**Data for the task:**
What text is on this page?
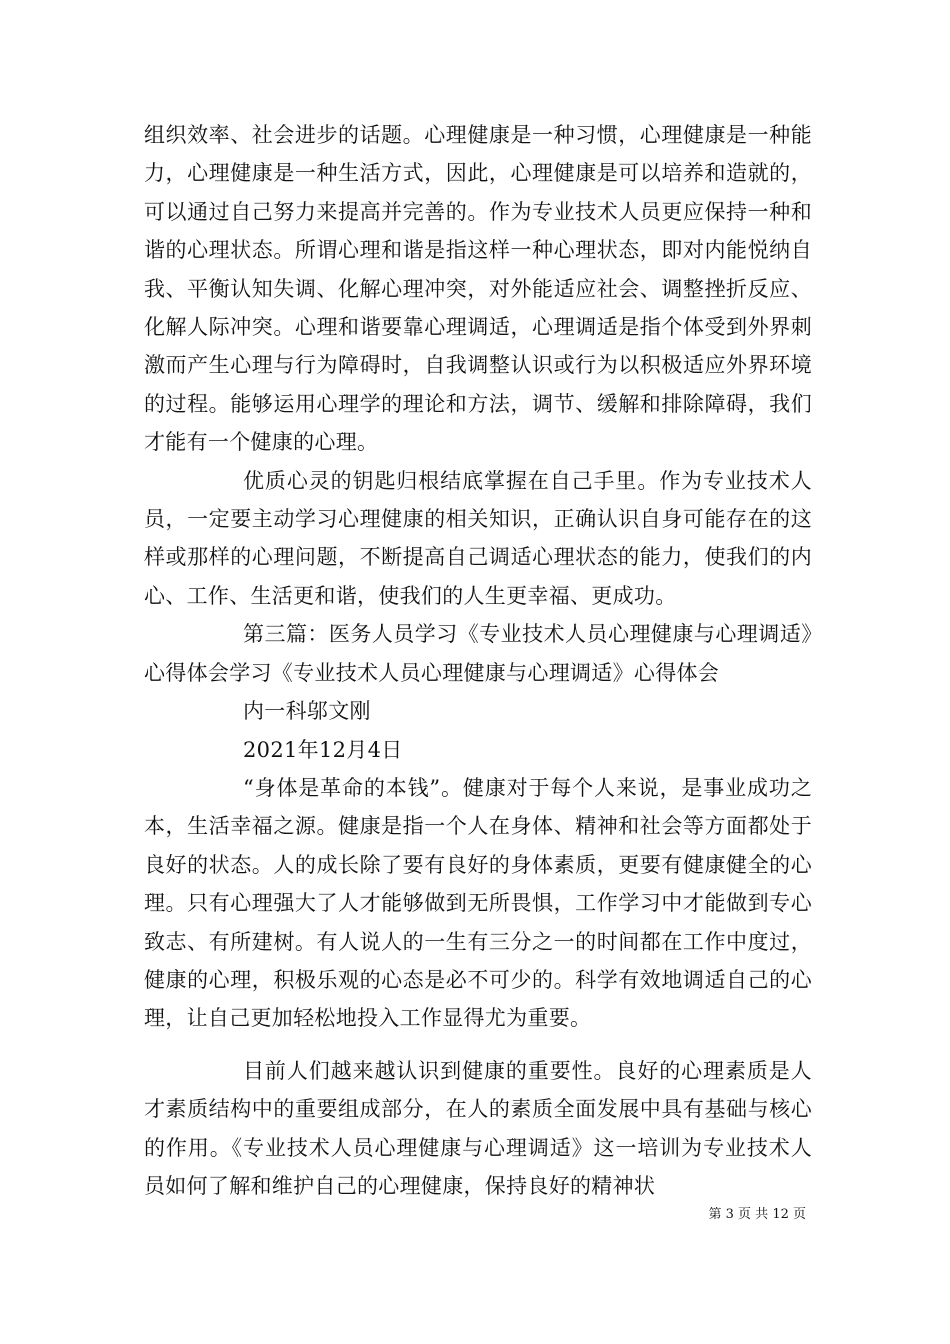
组织效率、社会进步的话题。心理健康是一种习惯，心理健康是一种能力，心理健康是一种生活方式，因此，心理健康是可以培养和造就的，可以通过自己努力来提高并完善的。作为专业技术人员更应保持一种和谐的心理状态。所谓心理和谐是指这样一种心理状态，即对内能悦纳自我、平衡认知失调、化解心理冲突，对外能适应社会、调整挫折反应、化解人际冲突。心理和谐要靠心理调适，心理调适是指个体受到外界刺激而产生心理与行为障碍时，自我调整认识或行为以积极适应外界环境的过程。能够运用心理学的理论和方法，调节、缓解和排除障碍，我们才能有一个健康的心理。

优质心灵的钥匙归根结底掌握在自己手里。作为专业技术人员，一定要主动学习心理健康的相关知识，正确认识自身可能存在的这样或那样的心理问题，不断提高自己调适心理状态的能力，使我们的内心、工作、生活更和谐，使我们的人生更幸福、更成功。

第三篇：医务人员学习《专业技术人员心理健康与心理调适》心得体会学习《专业技术人员心理健康与心理调适》心得体会

内一科邬文刚

2021年12月4日

“身体是革命的本钱”。健康对于每个人来说，是事业成功之本，生活幸福之源。健康是指一个人在身体、精神和社会等方面都处于良好的状态。人的成长除了要有良好的身体素质，更要有健康健全的心理。只有心理强大了人才能够做到无所畏惧，工作学习中才能做到专心致志、有所建树。有人说人的一生有三分之一的时间都在工作中度过，健康的心理，积极乐观的心态是必不可少的。科学有效地调适自己的心理，让自己更加轻松地投入工作显得尤为重要。

目前人们越来越认识到健康的重要性。良好的心理素质是人才素质结构中的重要组成部分，在人的素质全面发展中具有基础与核心的作用。《专业技术人员心理健康与心理调适》这一培训为专业技术人员如何了解和维护自己的心理健康，保持良好的精神状

第 3 页 共 12 页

**Task requirements:** Copy all the entries word for word. Omit any pictures.

**Problem solution:**
What text is on this page?
组织效率、社会进步的话题。心理健康是一种习惯，心理健康是一种能力，心理健康是一种生活方式，因此，心理健康是可以培养和造就的，可以通过自己努力来提高并完善的。作为专业技术人员更应保持一种和谐的心理状态。所谓心理和谐是指这样一种心理状态，即对内能悦纳自我、平衡认知失调、化解心理冲突，对外能适应社会、调整挫折反应、化解人际冲突。心理和谐要靠心理调适，心理调适是指个体受到外界刺激而产生心理与行为障碍时，自我调整认识或行为以积极适应外界环境的过程。能够运用心理学的理论和方法，调节、缓解和排除障碍，我们才能有一个健康的心理。

优质心灵的钥匙归根结底掌握在自己手里。作为专业技术人员，一定要主动学习心理健康的相关知识，正确认识自身可能存在的这样或那样的心理问题，不断提高自己调适心理状态的能力，使我们的内心、工作、生活更和谐，使我们的人生更幸福、更成功。

第三篇：医务人员学习《专业技术人员心理健康与心理调适》心得体会学习《专业技术人员心理健康与心理调适》心得体会

内一科邬文刚

2021年12月4日

“身体是革命的本钱”。健康对于每个人来说，是事业成功之本，生活幸福之源。健康是指一个人在身体、精神和社会等方面都处于良好的状态。人的成长除了要有良好的身体素质，更要有健康健全的心理。只有心理强大了人才能够做到无所畏惧，工作学习中才能做到专心致志、有所建树。有人说人的一生有三分之一的时间都在工作中度过，健康的心理，积极乐观的心态是必不可少的。科学有效地调适自己的心理，让自己更加轻松地投入工作显得尤为重要。

目前人们越来越认识到健康的重要性。良好的心理素质是人才素质结构中的重要组成部分，在人的素质全面发展中具有基础与核心的作用。《专业技术人员心理健康与心理调适》这一培训为专业技术人员如何了解和维护自己的心理健康，保持良好的精神状

第 3 页 共 12 页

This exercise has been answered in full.